» **Exercise aim**:
Locate "Output a JSON" in the data below, then output the line it is on and all following lines through the last, word for word. Skip any pictures.

» **A run of records**:
** start **

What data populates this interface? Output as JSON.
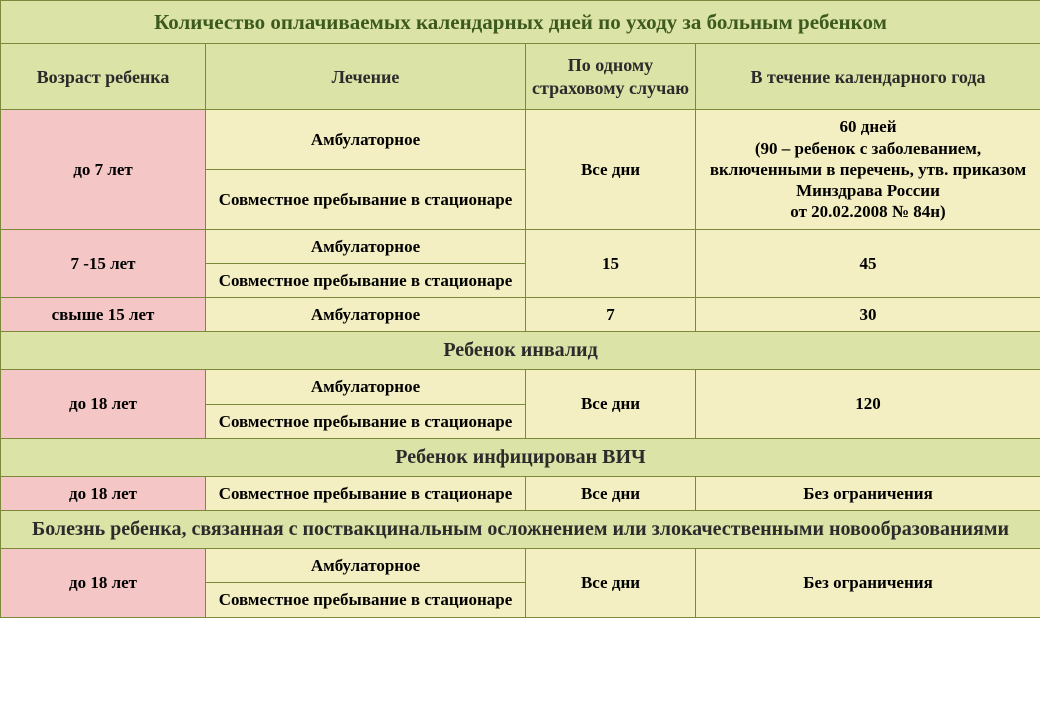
{
  "title": "Количество оплачиваемых календарных дней по уходу за больным ребенком",
  "headers": {
    "age": "Возраст ребенка",
    "treatment": "Лечение",
    "per_case": "По одному страховому случаю",
    "per_year": "В течение календарного года"
  },
  "treatments": {
    "amb": "Амбулаторное",
    "stac": "Совместное пребывание в стационаре"
  },
  "sections": {
    "disabled": "Ребенок инвалид",
    "hiv": "Ребенок инфицирован ВИЧ",
    "postvac": "Болезнь ребенка, связанная с поствакцинальным осложнением или злокачественными новообразованиями"
  },
  "rows": {
    "r1": {
      "age": "до 7 лет",
      "per_case": "Все дни",
      "per_year": "60 дней\n(90 –  ребенок с заболеванием, включенными в перечень, утв. приказом Минздрава России\nот 20.02.2008  № 84н)"
    },
    "r2": {
      "age": "7 -15 лет",
      "per_case": "15",
      "per_year": "45"
    },
    "r3": {
      "age": "свыше 15 лет",
      "per_case": "7",
      "per_year": "30"
    },
    "r4": {
      "age": "до 18 лет",
      "per_case": "Все дни",
      "per_year": "120"
    },
    "r5": {
      "age": "до 18 лет",
      "per_case": "Все дни",
      "per_year": "Без ограничения"
    },
    "r6": {
      "age": "до 18 лет",
      "per_case": "Все дни",
      "per_year": "Без ограничения"
    }
  },
  "colors": {
    "header_bg": "#dce3a7",
    "title_text": "#3d5a1e",
    "pink": "#f5c6c6",
    "cream": "#f3efc2",
    "border": "#7a8a3a"
  }
}
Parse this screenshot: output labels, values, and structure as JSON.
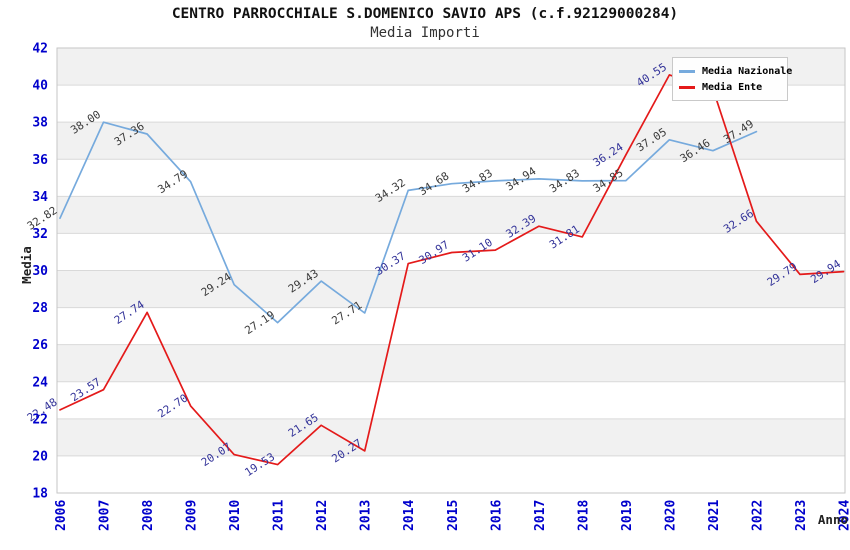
{
  "header": {
    "title": "CENTRO PARROCCHIALE S.DOMENICO SAVIO APS (c.f.92129000284)",
    "subtitle": "Media Importi"
  },
  "legend": {
    "items": [
      {
        "label": "Media Nazionale",
        "color": "#76aadd"
      },
      {
        "label": "Media Ente",
        "color": "#e41a1a"
      }
    ]
  },
  "colors": {
    "tick_text": "#0000cc",
    "nazionale_line": "#76aadd",
    "ente_line": "#e41a1a",
    "nazionale_label_text": "#3a3a3a",
    "ente_label_text": "#333399",
    "band_gray": "#f1f1f1",
    "band_white": "#ffffff",
    "gridline": "#d9d9d9",
    "plot_border": "#c6c6c6",
    "axis_title_text": "#222222"
  },
  "chart_data": {
    "type": "line",
    "title": "CENTRO PARROCCHIALE S.DOMENICO SAVIO APS (c.f.92129000284)",
    "subtitle": "Media Importi",
    "xlabel": "Anno",
    "ylabel": "Media",
    "ylim": [
      18,
      42
    ],
    "y_tick_step": 2,
    "y_ticks": [
      18,
      20,
      22,
      24,
      26,
      28,
      30,
      32,
      34,
      36,
      38,
      40,
      42
    ],
    "x_ticks": [
      2006,
      2007,
      2008,
      2009,
      2010,
      2011,
      2012,
      2013,
      2014,
      2015,
      2016,
      2017,
      2018,
      2019,
      2020,
      2021,
      2022,
      2023,
      2024
    ],
    "grid": "horizontal gridlines every 2 units with alternating gray/white bands",
    "legend_position": "top-right",
    "series": [
      {
        "name": "Media Nazionale",
        "color": "#76aadd",
        "label_color": "#3a3a3a",
        "points": [
          {
            "x": 2006,
            "y": 32.82,
            "label": "32.82"
          },
          {
            "x": 2007,
            "y": 38.0,
            "label": "38.00"
          },
          {
            "x": 2008,
            "y": 37.36,
            "label": "37.36"
          },
          {
            "x": 2009,
            "y": 34.79,
            "label": "34.79"
          },
          {
            "x": 2010,
            "y": 29.24,
            "label": "29.24"
          },
          {
            "x": 2011,
            "y": 27.19,
            "label": "27.19"
          },
          {
            "x": 2012,
            "y": 29.43,
            "label": "29.43"
          },
          {
            "x": 2013,
            "y": 27.71,
            "label": "27.71"
          },
          {
            "x": 2014,
            "y": 34.32,
            "label": "34.32"
          },
          {
            "x": 2015,
            "y": 34.68,
            "label": "34.68"
          },
          {
            "x": 2016,
            "y": 34.83,
            "label": "34.83"
          },
          {
            "x": 2017,
            "y": 34.94,
            "label": "34.94"
          },
          {
            "x": 2018,
            "y": 34.83,
            "label": "34.83"
          },
          {
            "x": 2019,
            "y": 34.85,
            "label": "34.85"
          },
          {
            "x": 2020,
            "y": 37.05,
            "label": "37.05"
          },
          {
            "x": 2021,
            "y": 36.46,
            "label": "36.46"
          },
          {
            "x": 2022,
            "y": 37.49,
            "label": "37.49"
          }
        ]
      },
      {
        "name": "Media Ente",
        "color": "#e41a1a",
        "label_color": "#333399",
        "points": [
          {
            "x": 2006,
            "y": 22.48,
            "label": "22.48"
          },
          {
            "x": 2007,
            "y": 23.57,
            "label": "23.57"
          },
          {
            "x": 2008,
            "y": 27.74,
            "label": "27.74"
          },
          {
            "x": 2009,
            "y": 22.7,
            "label": "22.70"
          },
          {
            "x": 2010,
            "y": 20.07,
            "label": "20.07"
          },
          {
            "x": 2011,
            "y": 19.53,
            "label": "19.53"
          },
          {
            "x": 2012,
            "y": 21.65,
            "label": "21.65"
          },
          {
            "x": 2013,
            "y": 20.27,
            "label": "20.27"
          },
          {
            "x": 2014,
            "y": 30.37,
            "label": "30.37"
          },
          {
            "x": 2015,
            "y": 30.97,
            "label": "30.97"
          },
          {
            "x": 2016,
            "y": 31.1,
            "label": "31.10"
          },
          {
            "x": 2017,
            "y": 32.39,
            "label": "32.39"
          },
          {
            "x": 2018,
            "y": 31.81,
            "label": "31.81"
          },
          {
            "x": 2019,
            "y": 36.24,
            "label": "36.24"
          },
          {
            "x": 2020,
            "y": 40.55,
            "label": "40.55"
          },
          {
            "x": 2021,
            "y": 39.8,
            "label": null
          },
          {
            "x": 2022,
            "y": 32.66,
            "label": "32.66"
          },
          {
            "x": 2023,
            "y": 29.79,
            "label": "29.79"
          },
          {
            "x": 2024,
            "y": 29.94,
            "label": "29.94"
          }
        ]
      }
    ]
  }
}
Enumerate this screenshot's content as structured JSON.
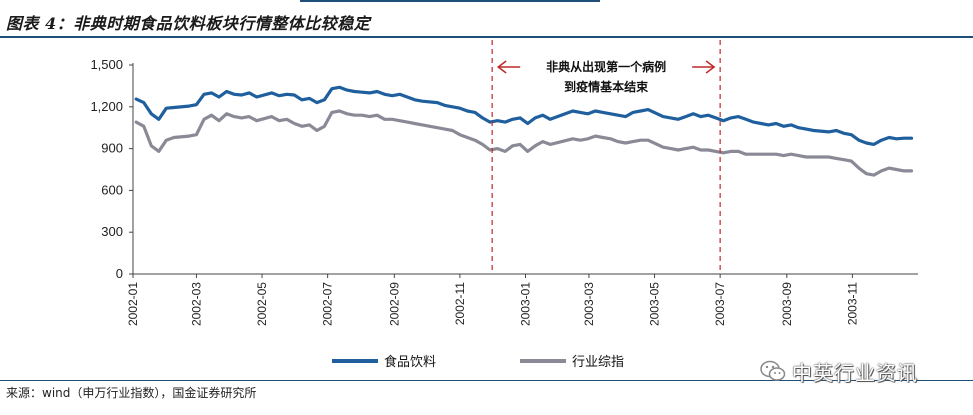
{
  "header": {
    "title": "图表 4：非典时期食品饮料板块行情整体比较稳定"
  },
  "footer": {
    "source": "来源：wind（申万行业指数），国金证券研究所"
  },
  "watermark": {
    "text": "中英行业资讯",
    "icon": "wechat-icon"
  },
  "colors": {
    "food_beverage": "#1f5f9e",
    "industry_composite": "#8a8a96",
    "annotation": "#c0282a",
    "rule": "#1f4e79"
  },
  "chart_data": {
    "type": "line",
    "title": "",
    "xlabel": "",
    "ylabel": "",
    "ylim": [
      0,
      1500
    ],
    "yticks": [
      "0",
      "300",
      "600",
      "900",
      "1,200",
      "1,500"
    ],
    "yticks_values": [
      0,
      300,
      600,
      900,
      1200,
      1500
    ],
    "xticks": [
      "2002-01",
      "2002-03",
      "2002-05",
      "2002-07",
      "2002-09",
      "2002-11",
      "2003-01",
      "2003-03",
      "2003-05",
      "2003-07",
      "2003-09",
      "2003-11"
    ],
    "grid": false,
    "legend_position": "bottom",
    "x": [
      "2002-01-04",
      "2002-01-11",
      "2002-01-18",
      "2002-01-25",
      "2002-02-01",
      "2002-02-08",
      "2002-02-22",
      "2002-03-01",
      "2002-03-08",
      "2002-03-15",
      "2002-03-22",
      "2002-03-29",
      "2002-04-05",
      "2002-04-12",
      "2002-04-19",
      "2002-04-26",
      "2002-05-10",
      "2002-05-17",
      "2002-05-24",
      "2002-05-31",
      "2002-06-07",
      "2002-06-14",
      "2002-06-21",
      "2002-06-28",
      "2002-07-05",
      "2002-07-12",
      "2002-07-19",
      "2002-07-26",
      "2002-08-02",
      "2002-08-09",
      "2002-08-16",
      "2002-08-23",
      "2002-08-30",
      "2002-09-06",
      "2002-09-13",
      "2002-09-20",
      "2002-09-27",
      "2002-10-11",
      "2002-10-18",
      "2002-10-25",
      "2002-11-01",
      "2002-11-08",
      "2002-11-15",
      "2002-11-22",
      "2002-11-29",
      "2002-12-06",
      "2002-12-13",
      "2002-12-20",
      "2002-12-27",
      "2003-01-03",
      "2003-01-10",
      "2003-01-17",
      "2003-01-24",
      "2003-02-14",
      "2003-02-21",
      "2003-02-28",
      "2003-03-07",
      "2003-03-14",
      "2003-03-21",
      "2003-03-28",
      "2003-04-04",
      "2003-04-11",
      "2003-04-18",
      "2003-04-25",
      "2003-05-09",
      "2003-05-16",
      "2003-05-23",
      "2003-05-30",
      "2003-06-06",
      "2003-06-13",
      "2003-06-20",
      "2003-06-27",
      "2003-07-04",
      "2003-07-11",
      "2003-07-18",
      "2003-07-25",
      "2003-08-01",
      "2003-08-08",
      "2003-08-15",
      "2003-08-22",
      "2003-08-29",
      "2003-09-05",
      "2003-09-12",
      "2003-09-19",
      "2003-09-26",
      "2003-10-10",
      "2003-10-17",
      "2003-10-24",
      "2003-10-31",
      "2003-11-07",
      "2003-11-14",
      "2003-11-21",
      "2003-11-28",
      "2003-12-05",
      "2003-12-12",
      "2003-12-19",
      "2003-12-26"
    ],
    "series": [
      {
        "name": "食品饮料",
        "color": "#1f5f9e",
        "values": [
          1255,
          1230,
          1150,
          1110,
          1190,
          1195,
          1205,
          1215,
          1290,
          1300,
          1270,
          1310,
          1290,
          1285,
          1300,
          1270,
          1300,
          1280,
          1290,
          1285,
          1250,
          1260,
          1230,
          1250,
          1330,
          1340,
          1320,
          1310,
          1305,
          1300,
          1310,
          1290,
          1280,
          1290,
          1270,
          1250,
          1240,
          1230,
          1210,
          1200,
          1190,
          1170,
          1160,
          1120,
          1090,
          1100,
          1090,
          1110,
          1120,
          1080,
          1120,
          1140,
          1110,
          1170,
          1160,
          1150,
          1170,
          1160,
          1150,
          1140,
          1130,
          1160,
          1170,
          1180,
          1130,
          1120,
          1110,
          1130,
          1150,
          1130,
          1140,
          1120,
          1100,
          1120,
          1130,
          1110,
          1090,
          1080,
          1070,
          1080,
          1060,
          1070,
          1050,
          1040,
          1030,
          1020,
          1030,
          1010,
          1000,
          960,
          940,
          930,
          960,
          980,
          970,
          975,
          975
        ]
      },
      {
        "name": "行业综指",
        "color": "#8a8a96",
        "values": [
          1090,
          1060,
          920,
          880,
          960,
          980,
          990,
          1000,
          1110,
          1140,
          1100,
          1150,
          1130,
          1120,
          1130,
          1100,
          1130,
          1100,
          1110,
          1080,
          1060,
          1070,
          1030,
          1060,
          1160,
          1170,
          1150,
          1140,
          1140,
          1130,
          1140,
          1110,
          1110,
          1100,
          1090,
          1080,
          1070,
          1050,
          1040,
          1030,
          1000,
          980,
          960,
          930,
          890,
          900,
          880,
          920,
          930,
          880,
          920,
          950,
          930,
          970,
          960,
          970,
          990,
          980,
          970,
          950,
          940,
          950,
          960,
          960,
          910,
          900,
          890,
          900,
          910,
          890,
          890,
          880,
          870,
          880,
          880,
          860,
          860,
          860,
          860,
          860,
          850,
          860,
          850,
          840,
          840,
          840,
          830,
          820,
          810,
          760,
          720,
          710,
          740,
          760,
          750,
          740,
          740
        ]
      }
    ],
    "annotation": {
      "label_line1": "非典从出现第一个病例",
      "label_line2": "到疫情基本结束",
      "start": "2002-12-01",
      "end": "2003-07-01"
    }
  }
}
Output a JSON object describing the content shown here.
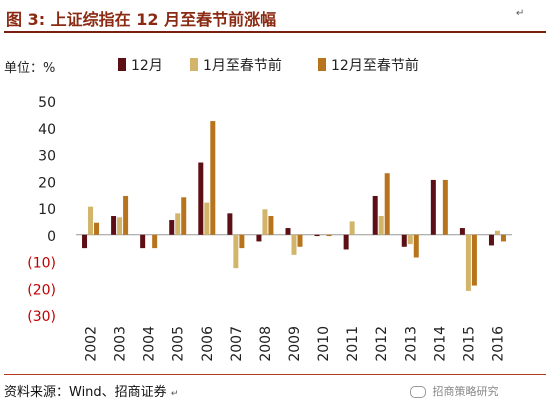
{
  "title": "图 3:  上证综指在 12 月至春节前涨幅",
  "return_mark": "↵",
  "source": "资料来源：Wind、招商证券",
  "watermark": "招商策略研究",
  "chart_data": {
    "type": "bar",
    "ylabel": "单位：%",
    "ylim": [
      -30,
      50
    ],
    "yticks": [
      50,
      40,
      30,
      20,
      10,
      0,
      -10,
      -20,
      -30
    ],
    "ytick_labels": [
      "50",
      "40",
      "30",
      "20",
      "10",
      "0",
      "(10)",
      "(20)",
      "(30)"
    ],
    "negative_label_color": "#c00000",
    "grid": false,
    "legend_position": "top",
    "categories": [
      "2002",
      "2003",
      "2004",
      "2005",
      "2006",
      "2007",
      "2008",
      "2009",
      "2010",
      "2011",
      "2012",
      "2013",
      "2014",
      "2015",
      "2016"
    ],
    "series": [
      {
        "name": "12月",
        "color": "#5c0f14",
        "values": [
          -5,
          7,
          -5,
          5.5,
          27,
          8,
          -2.5,
          2.5,
          -0.5,
          -5.5,
          14.5,
          -4.5,
          20.5,
          2.5,
          -4
        ]
      },
      {
        "name": "1月至春节前",
        "color": "#d2b56b",
        "values": [
          10.5,
          6.5,
          0,
          8,
          12,
          -12.5,
          9.5,
          -7.5,
          0,
          5,
          7,
          -3.5,
          0,
          -21,
          1.5
        ]
      },
      {
        "name": "12月至春节前",
        "color": "#b8741d",
        "values": [
          4.5,
          14.5,
          -5,
          14,
          42.5,
          -5,
          7,
          -4.5,
          -0.5,
          0,
          23,
          -8.5,
          20.5,
          -19,
          -2.5
        ]
      }
    ]
  }
}
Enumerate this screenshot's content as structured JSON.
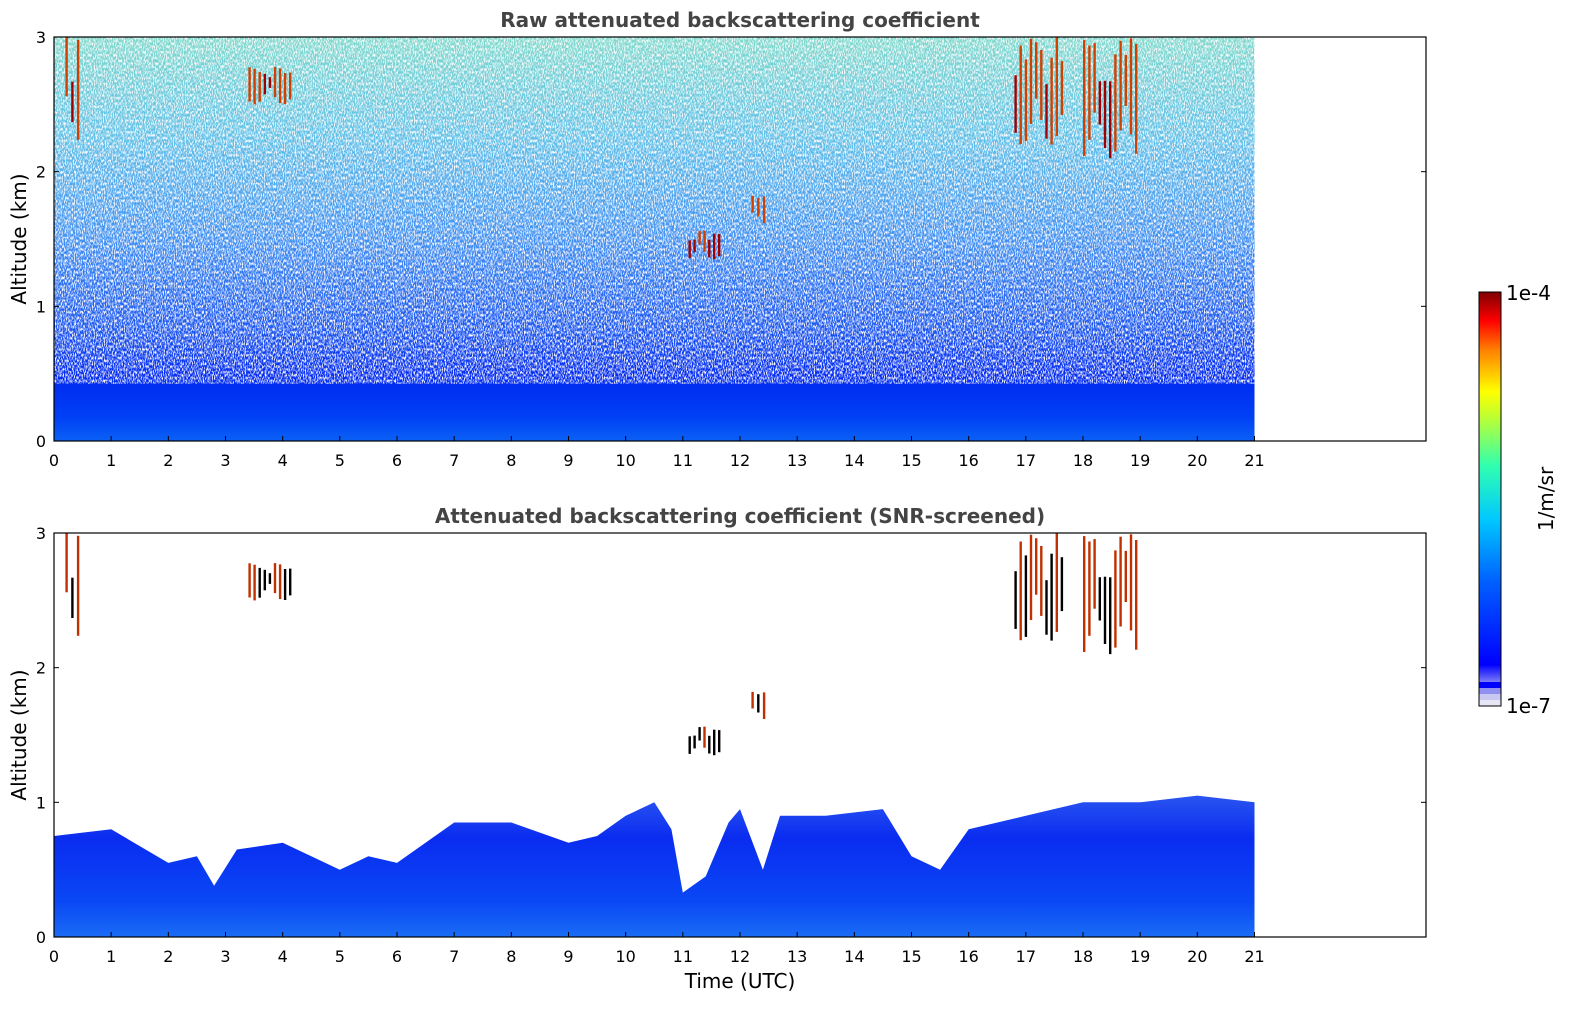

** end **

» **Response to this exercise**:
Output a JSON object describing the content shown here.
{
  "title": "图 3:  上证综指在 12 月至春节前涨幅",
  "return_mark": "↵",
  "source": "资料来源：Wind、招商证券",
  "watermark": "招商策略研究",
  "chart_data": {
    "type": "bar",
    "ylabel": "单位：%",
    "ylim": [
      -30,
      50
    ],
    "yticks": [
      50,
      40,
      30,
      20,
      10,
      0,
      -10,
      -20,
      -30
    ],
    "ytick_labels": [
      "50",
      "40",
      "30",
      "20",
      "10",
      "0",
      "(10)",
      "(20)",
      "(30)"
    ],
    "negative_label_color": "#c00000",
    "grid": false,
    "legend_position": "top",
    "categories": [
      "2002",
      "2003",
      "2004",
      "2005",
      "2006",
      "2007",
      "2008",
      "2009",
      "2010",
      "2011",
      "2012",
      "2013",
      "2014",
      "2015",
      "2016"
    ],
    "series": [
      {
        "name": "12月",
        "color": "#5c0f14",
        "values": [
          -5,
          7,
          -5,
          5.5,
          27,
          8,
          -2.5,
          2.5,
          -0.5,
          -5.5,
          14.5,
          -4.5,
          20.5,
          2.5,
          -4
        ]
      },
      {
        "name": "1月至春节前",
        "color": "#d2b56b",
        "values": [
          10.5,
          6.5,
          0,
          8,
          12,
          -12.5,
          9.5,
          -7.5,
          0,
          5,
          7,
          -3.5,
          0,
          -21,
          1.5
        ]
      },
      {
        "name": "12月至春节前",
        "color": "#b8741d",
        "values": [
          4.5,
          14.5,
          -5,
          14,
          42.5,
          -5,
          7,
          -4.5,
          -0.5,
          0,
          23,
          -8.5,
          20.5,
          -19,
          -2.5
        ]
      }
    ]
  }
}
Enumerate this screenshot's content as structured JSON.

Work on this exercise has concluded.